• [Data excerpts]
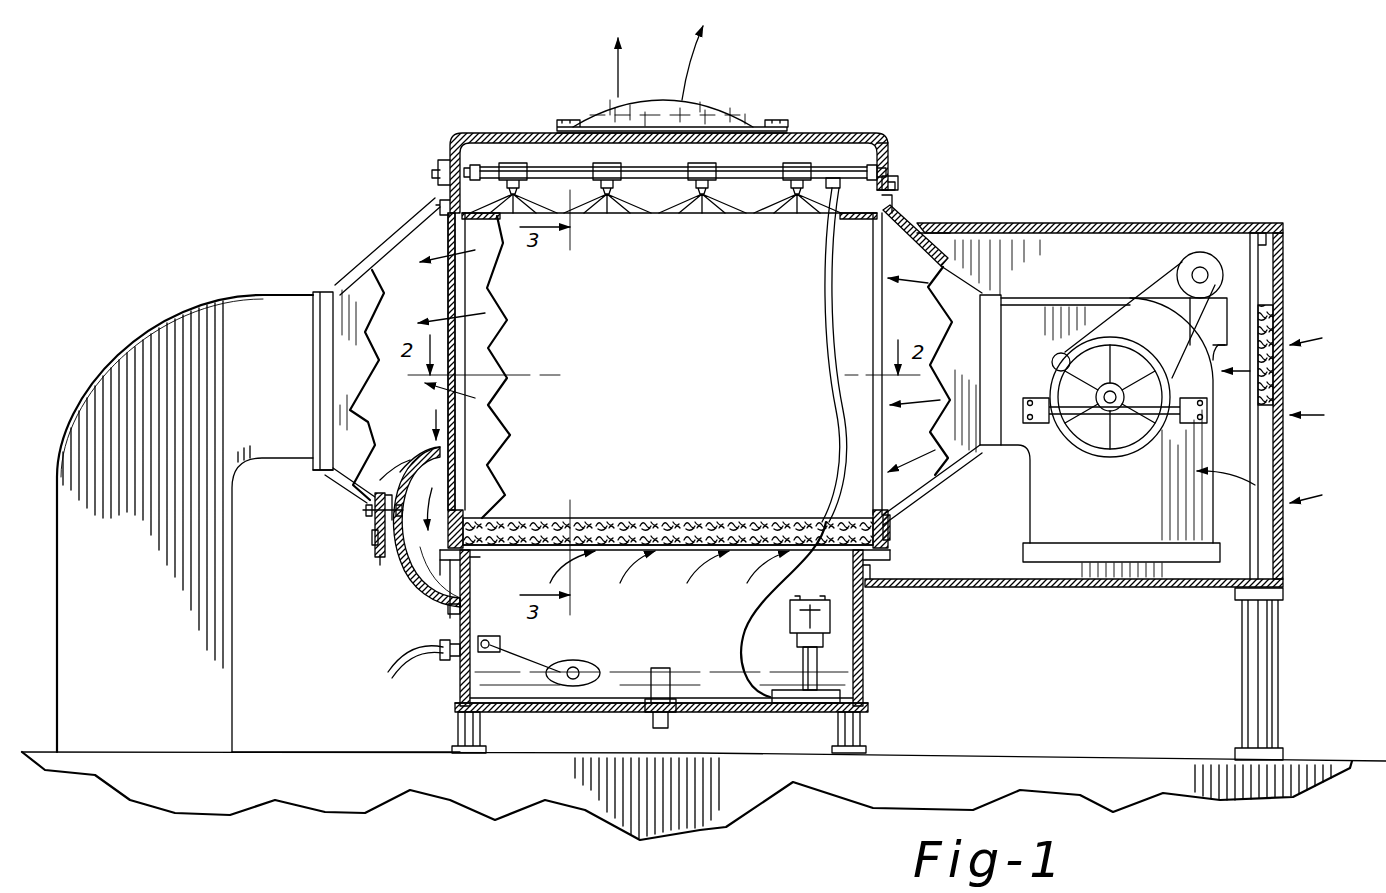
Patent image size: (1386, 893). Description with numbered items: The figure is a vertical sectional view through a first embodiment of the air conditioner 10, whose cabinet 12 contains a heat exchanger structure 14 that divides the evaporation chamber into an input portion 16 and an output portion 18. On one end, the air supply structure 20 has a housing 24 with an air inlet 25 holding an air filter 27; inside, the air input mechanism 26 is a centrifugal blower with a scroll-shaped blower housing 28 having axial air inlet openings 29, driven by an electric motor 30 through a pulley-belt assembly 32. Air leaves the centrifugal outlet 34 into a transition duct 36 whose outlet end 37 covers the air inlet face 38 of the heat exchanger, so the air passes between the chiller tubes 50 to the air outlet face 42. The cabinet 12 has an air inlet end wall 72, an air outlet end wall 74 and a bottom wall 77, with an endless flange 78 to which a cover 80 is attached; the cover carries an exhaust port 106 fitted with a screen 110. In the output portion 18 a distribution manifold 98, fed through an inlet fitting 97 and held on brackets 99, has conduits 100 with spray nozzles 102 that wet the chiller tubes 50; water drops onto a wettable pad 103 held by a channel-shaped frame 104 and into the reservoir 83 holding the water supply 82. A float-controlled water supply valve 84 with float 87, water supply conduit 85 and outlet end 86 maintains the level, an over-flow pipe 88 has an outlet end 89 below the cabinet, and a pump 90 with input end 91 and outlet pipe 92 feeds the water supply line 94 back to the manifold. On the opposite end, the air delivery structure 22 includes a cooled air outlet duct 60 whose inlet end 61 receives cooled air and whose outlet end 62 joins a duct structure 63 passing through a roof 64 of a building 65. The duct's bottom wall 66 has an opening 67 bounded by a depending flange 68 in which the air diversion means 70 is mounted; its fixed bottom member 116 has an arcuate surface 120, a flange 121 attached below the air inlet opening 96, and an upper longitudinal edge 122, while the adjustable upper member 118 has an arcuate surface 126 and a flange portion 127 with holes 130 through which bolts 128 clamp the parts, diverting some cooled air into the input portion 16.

The air conditioner 10 is at (970, 158).
The cabinet 12 is at (866, 637).
The heat exchanger structure 14 is at (649, 346).
The input portion 16 is at (639, 618).
The output portion 18 is at (833, 150).
The air supply structure 20 is at (1168, 222).
The air delivery structure 22 is at (332, 290).
The housing 24 is at (1035, 223).
The air inlet 25 is at (1280, 233).
The air input mechanism 26 is at (1098, 294).
The air filter 27 is at (1268, 310).
The blower housing 28 is at (1212, 427).
The axial air inlet opening 29 is at (1062, 368).
The electric motor 30 is at (1186, 262).
The pulley-belt assembly 32 is at (1127, 313).
The centrifugal outlet 34 is at (1020, 295).
The transition duct 36 is at (975, 283).
The outlet end 37 is at (908, 212).
The air inlet face 38 is at (873, 330).
The air outlet face 42 is at (452, 292).
The chiller tubes 50 is at (503, 283).
The cooled air outlet duct 60 is at (378, 290).
The inlet end 61 is at (447, 212).
The outlet end 62 is at (313, 476).
The duct structure 63 is at (208, 295).
The roof 64 is at (345, 752).
The building 65 is at (356, 786).
The bottom wall 66 is at (355, 492).
The opening 67 is at (408, 470).
The depending flange 68 is at (375, 522).
The air diversion means 70 is at (422, 415).
The air inlet end wall 72 is at (866, 653).
The air outlet end wall 74 is at (462, 690).
The bottom wall 77 is at (732, 712).
The endless flange 78 is at (899, 183).
The cover 80 is at (452, 136).
The water supply 82 is at (612, 703).
The reservoir 83 is at (590, 703).
The water supply valve 84 is at (503, 643).
The water supply conduit 85 is at (390, 668).
The outlet end 86 is at (450, 651).
The float 87 is at (585, 663).
The over-flow pipe 88 is at (661, 668).
The outlet end 89 is at (672, 722).
The pump 90 is at (866, 617).
The input end 91 is at (850, 690).
The outlet pipe 92 is at (780, 706).
The water supply line 94 is at (733, 637).
The air inlet opening 96 is at (472, 578).
The inlet fitting 97 is at (882, 147).
The distribution manifold 98 is at (772, 158).
The brackets 99 is at (445, 170).
The conduits 100 is at (702, 166).
The spray nozzles 102 is at (515, 163).
The wettable pad 103 is at (800, 520).
The channel-shaped frame 104 is at (562, 520).
The exhaust port 106 is at (745, 135).
The screen 110 is at (695, 108).
The bottom member 116 is at (400, 582).
The upper member 118 is at (427, 448).
The arcuate surface 120 is at (415, 597).
The flange 121 is at (450, 612).
The upper longitudinal edge 122 is at (406, 483).
The arcuate surface 126 is at (378, 490).
The flange portion 127 is at (382, 562).
The bolts 128 is at (365, 511).
The holes 130 is at (378, 540).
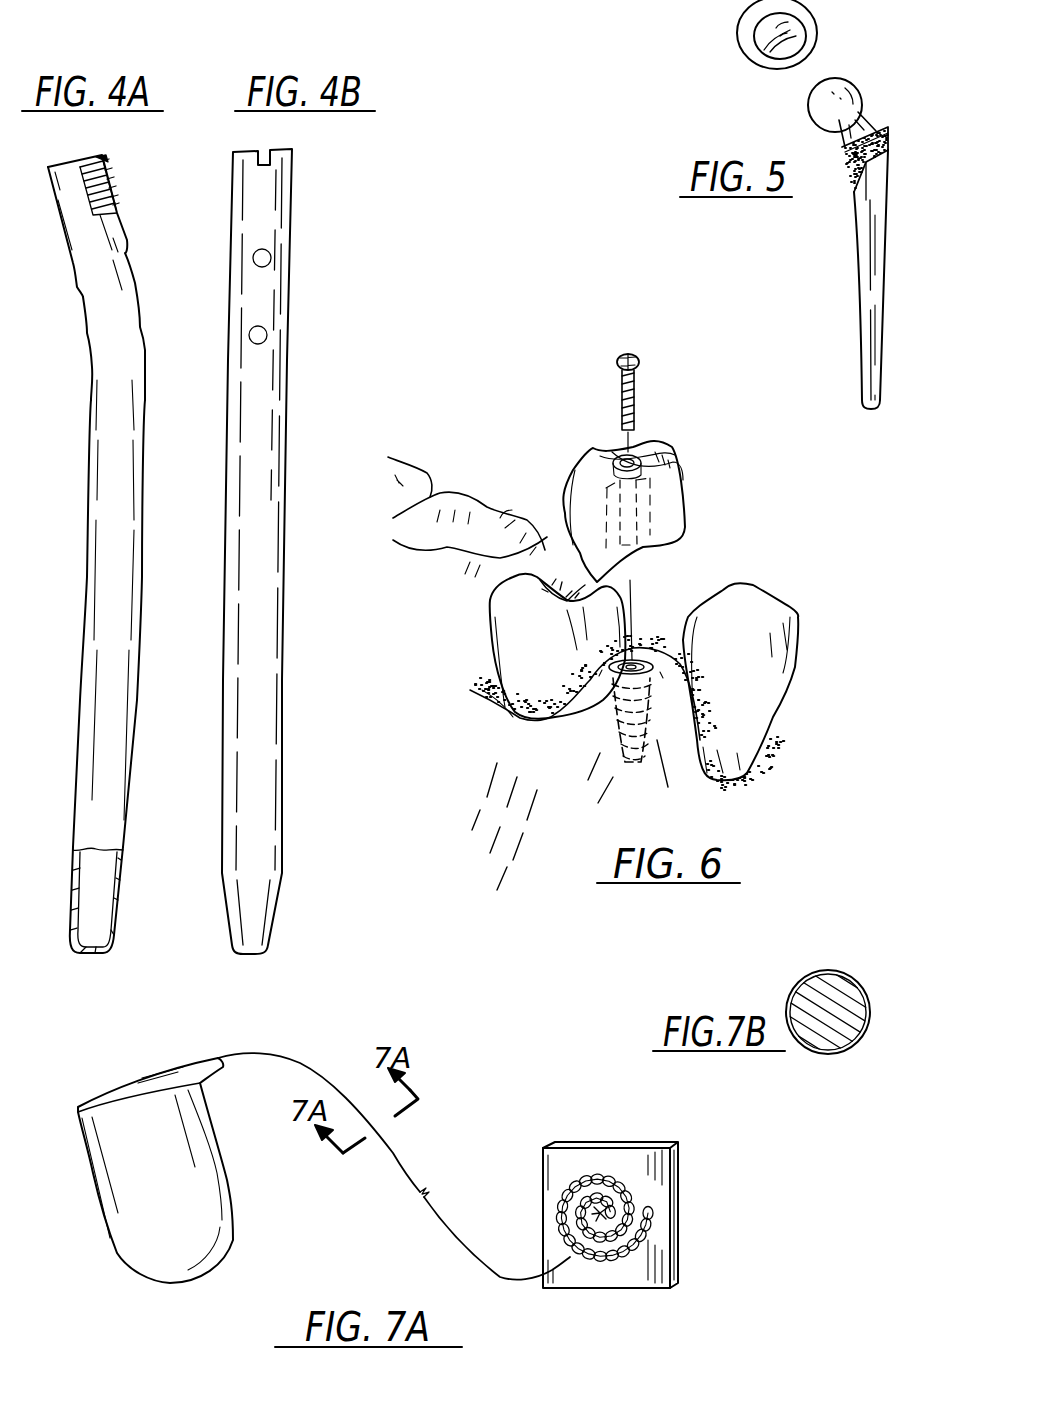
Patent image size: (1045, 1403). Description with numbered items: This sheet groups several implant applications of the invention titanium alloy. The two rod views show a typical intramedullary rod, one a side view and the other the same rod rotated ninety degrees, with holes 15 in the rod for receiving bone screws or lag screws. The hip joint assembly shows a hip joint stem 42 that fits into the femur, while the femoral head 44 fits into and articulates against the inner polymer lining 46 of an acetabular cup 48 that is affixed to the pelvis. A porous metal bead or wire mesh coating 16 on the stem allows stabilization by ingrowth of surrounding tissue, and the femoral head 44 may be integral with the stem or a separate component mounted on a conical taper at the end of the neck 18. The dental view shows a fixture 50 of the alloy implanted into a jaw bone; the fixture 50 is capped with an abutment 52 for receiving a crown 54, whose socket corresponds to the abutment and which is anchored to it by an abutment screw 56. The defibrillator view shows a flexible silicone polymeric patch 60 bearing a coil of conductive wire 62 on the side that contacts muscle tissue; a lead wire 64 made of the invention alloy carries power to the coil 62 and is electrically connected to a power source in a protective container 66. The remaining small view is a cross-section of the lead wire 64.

In FIG. 4B, the holes 15 is at (267, 337).
In FIG. 5, the porous metal bead or wire mesh coating 16 is at (846, 170).
In FIG. 5, the neck 18 is at (840, 138).
In FIG. 5, the hip joint stem 42 is at (862, 296).
In FIG. 5, the femoral head 44 is at (808, 109).
In FIG. 5, the inner polymer lining 46 is at (776, 52).
In FIG. 5, the acetabular cup 48 is at (740, 22).
In FIG. 6, the fixture 50 is at (617, 716).
In FIG. 6, the abutment 52 is at (683, 547).
In FIG. 6, the crown 54 is at (686, 482).
In FIG. 6, the abutment screw 56 is at (636, 400).
In FIG. 7A, the silicone polymeric patch 60 is at (680, 1192).
In FIG. 7A, the coil of conductive wire 62 is at (579, 1163).
In FIG. 7A, the lead wire 64 is at (404, 1163).
In FIG. 7A, the protective container 66 is at (235, 1205).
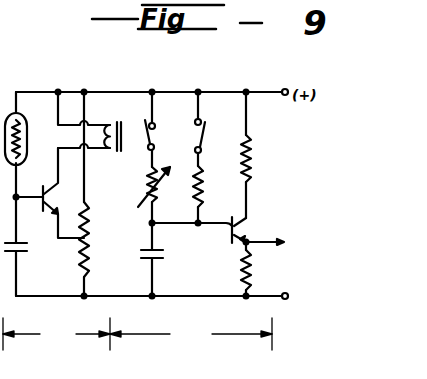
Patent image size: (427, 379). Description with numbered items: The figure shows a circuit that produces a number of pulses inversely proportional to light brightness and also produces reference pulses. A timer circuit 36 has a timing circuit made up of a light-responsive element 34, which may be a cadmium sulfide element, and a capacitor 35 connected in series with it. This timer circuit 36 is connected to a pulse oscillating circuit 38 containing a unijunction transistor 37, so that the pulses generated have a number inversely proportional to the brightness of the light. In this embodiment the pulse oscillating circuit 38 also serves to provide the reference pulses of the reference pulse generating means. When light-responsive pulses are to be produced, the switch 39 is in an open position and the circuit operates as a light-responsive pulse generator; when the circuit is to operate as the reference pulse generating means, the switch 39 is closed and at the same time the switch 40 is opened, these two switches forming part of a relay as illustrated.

• [WHAT NEEDS TO BE DONE] Copy all of the rows above word for word, leaving the pictures out.

• [FULL RESPONSE]
Patent image size: (1386, 893). Description with numbered items: The figure is a vertical sectional view through a first embodiment of the air conditioner 10, whose cabinet 12 contains a heat exchanger structure 14 that divides the evaporation chamber into an input portion 16 and an output portion 18. On one end, the air supply structure 20 has a housing 24 with an air inlet 25 holding an air filter 27; inside, the air input mechanism 26 is a centrifugal blower with a scroll-shaped blower housing 28 having axial air inlet openings 29, driven by an electric motor 30 through a pulley-belt assembly 32. Air leaves the centrifugal outlet 34 into a transition duct 36 whose outlet end 37 covers the air inlet face 38 of the heat exchanger, so the air passes between the chiller tubes 50 to the air outlet face 42. The cabinet 12 has an air inlet end wall 72, an air outlet end wall 74 and a bottom wall 77, with an endless flange 78 to which a cover 80 is attached; the cover carries an exhaust port 106 fitted with a screen 110. In the output portion 18 a distribution manifold 98, fed through an inlet fitting 97 and held on brackets 99, has conduits 100 with spray nozzles 102 that wet the chiller tubes 50; water drops onto a wettable pad 103 held by a channel-shaped frame 104 and into the reservoir 83 holding the water supply 82. A float-controlled water supply valve 84 with float 87, water supply conduit 85 and outlet end 86 maintains the level, an over-flow pipe 88 has an outlet end 89 below the cabinet, and a pump 90 with input end 91 and outlet pipe 92 feeds the water supply line 94 back to the manifold. On the opposite end, the air delivery structure 22 includes a cooled air outlet duct 60 whose inlet end 61 receives cooled air and whose outlet end 62 joins a duct structure 63 passing through a roof 64 of a building 65. The duct's bottom wall 66 has an opening 67 bounded by a depending flange 68 in which the air diversion means 70 is mounted; its fixed bottom member 116 has an arcuate surface 120, a flange 121 attached below the air inlet opening 96, and an upper longitudinal edge 122, while the adjustable upper member 118 has an arcuate surface 126 and a flange portion 127 with holes 130 through which bolts 128 clamp the parts, diverting some cooled air into the input portion 16.

The air conditioner 10 is at (970, 158).
The cabinet 12 is at (866, 637).
The heat exchanger structure 14 is at (649, 346).
The input portion 16 is at (639, 618).
The output portion 18 is at (833, 150).
The air supply structure 20 is at (1168, 222).
The air delivery structure 22 is at (332, 290).
The housing 24 is at (1035, 223).
The air inlet 25 is at (1280, 233).
The air input mechanism 26 is at (1098, 294).
The air filter 27 is at (1268, 310).
The blower housing 28 is at (1212, 427).
The axial air inlet opening 29 is at (1062, 368).
The electric motor 30 is at (1186, 262).
The pulley-belt assembly 32 is at (1127, 313).
The centrifugal outlet 34 is at (1020, 295).
The transition duct 36 is at (975, 283).
The outlet end 37 is at (908, 212).
The air inlet face 38 is at (873, 330).
The air outlet face 42 is at (452, 292).
The chiller tubes 50 is at (503, 283).
The cooled air outlet duct 60 is at (378, 290).
The inlet end 61 is at (447, 212).
The outlet end 62 is at (313, 476).
The duct structure 63 is at (208, 295).
The roof 64 is at (345, 752).
The building 65 is at (356, 786).
The bottom wall 66 is at (355, 492).
The opening 67 is at (408, 470).
The depending flange 68 is at (375, 522).
The air diversion means 70 is at (422, 415).
The air inlet end wall 72 is at (866, 653).
The air outlet end wall 74 is at (462, 690).
The bottom wall 77 is at (732, 712).
The endless flange 78 is at (899, 183).
The cover 80 is at (452, 136).
The water supply 82 is at (612, 703).
The reservoir 83 is at (590, 703).
The water supply valve 84 is at (503, 643).
The water supply conduit 85 is at (390, 668).
The outlet end 86 is at (450, 651).
The float 87 is at (585, 663).
The over-flow pipe 88 is at (661, 668).
The outlet end 89 is at (672, 722).
The pump 90 is at (866, 617).
The input end 91 is at (850, 690).
The outlet pipe 92 is at (780, 706).
The water supply line 94 is at (733, 637).
The air inlet opening 96 is at (472, 578).
The inlet fitting 97 is at (882, 147).
The distribution manifold 98 is at (772, 158).
The brackets 99 is at (445, 170).
The conduits 100 is at (702, 166).
The spray nozzles 102 is at (515, 163).
The wettable pad 103 is at (800, 520).
The channel-shaped frame 104 is at (562, 520).
The exhaust port 106 is at (745, 135).
The screen 110 is at (695, 108).
The bottom member 116 is at (400, 582).
The upper member 118 is at (427, 448).
The arcuate surface 120 is at (415, 597).
The flange 121 is at (450, 612).
The upper longitudinal edge 122 is at (406, 483).
The arcuate surface 126 is at (378, 490).
The flange portion 127 is at (382, 562).
The bolts 128 is at (365, 511).
The holes 130 is at (378, 540).
Patent image size: (1045, 1403). Description with numbered items: This sheet groups several implant applications of the invention titanium alloy. The two rod views show a typical intramedullary rod, one a side view and the other the same rod rotated ninety degrees, with holes 15 in the rod for receiving bone screws or lag screws. The hip joint assembly shows a hip joint stem 42 that fits into the femur, while the femoral head 44 fits into and articulates against the inner polymer lining 46 of an acetabular cup 48 that is affixed to the pelvis. A porous metal bead or wire mesh coating 16 on the stem allows stabilization by ingrowth of surrounding tissue, and the femoral head 44 may be integral with the stem or a separate component mounted on a conical taper at the end of the neck 18. The dental view shows a fixture 50 of the alloy implanted into a jaw bone; the fixture 50 is capped with an abutment 52 for receiving a crown 54, whose socket corresponds to the abutment and which is anchored to it by an abutment screw 56. The defibrillator view shows a flexible silicone polymeric patch 60 bearing a coil of conductive wire 62 on the side that contacts muscle tissue; a lead wire 64 made of the invention alloy carries power to the coil 62 and is electrically connected to a power source in a protective container 66. The remaining small view is a cross-section of the lead wire 64.

In FIG. 4B, the holes 15 is at (267, 337).
In FIG. 5, the porous metal bead or wire mesh coating 16 is at (846, 170).
In FIG. 5, the neck 18 is at (840, 138).
In FIG. 5, the hip joint stem 42 is at (862, 296).
In FIG. 5, the femoral head 44 is at (808, 109).
In FIG. 5, the inner polymer lining 46 is at (776, 52).
In FIG. 5, the acetabular cup 48 is at (740, 22).
In FIG. 6, the fixture 50 is at (617, 716).
In FIG. 6, the abutment 52 is at (683, 547).
In FIG. 6, the crown 54 is at (686, 482).
In FIG. 6, the abutment screw 56 is at (636, 400).
In FIG. 7A, the silicone polymeric patch 60 is at (680, 1192).
In FIG. 7A, the coil of conductive wire 62 is at (579, 1163).
In FIG. 7A, the lead wire 64 is at (404, 1163).
In FIG. 7A, the protective container 66 is at (235, 1205).
Patent image size: (427, 379). Description with numbered items: The figure shows a circuit that produces a number of pulses inversely proportional to light brightness and also produces reference pulses. A timer circuit 36 has a timing circuit made up of a light-responsive element 34, which may be a cadmium sulfide element, and a capacitor 35 connected in series with it. This timer circuit 36 is connected to a pulse oscillating circuit 38 containing a unijunction transistor 37, so that the pulses generated have a number inversely proportional to the brightness of the light. In this embodiment the pulse oscillating circuit 38 also serves to provide the reference pulses of the reference pulse generating means. When light-responsive pulses are to be produced, the switch 39 is in an open position and the circuit operates as a light-responsive pulse generator; when the circuit is to operate as the reference pulse generating means, the switch 39 is closed and at the same time the switch 40 is opened, these two switches forming part of a relay as illustrated.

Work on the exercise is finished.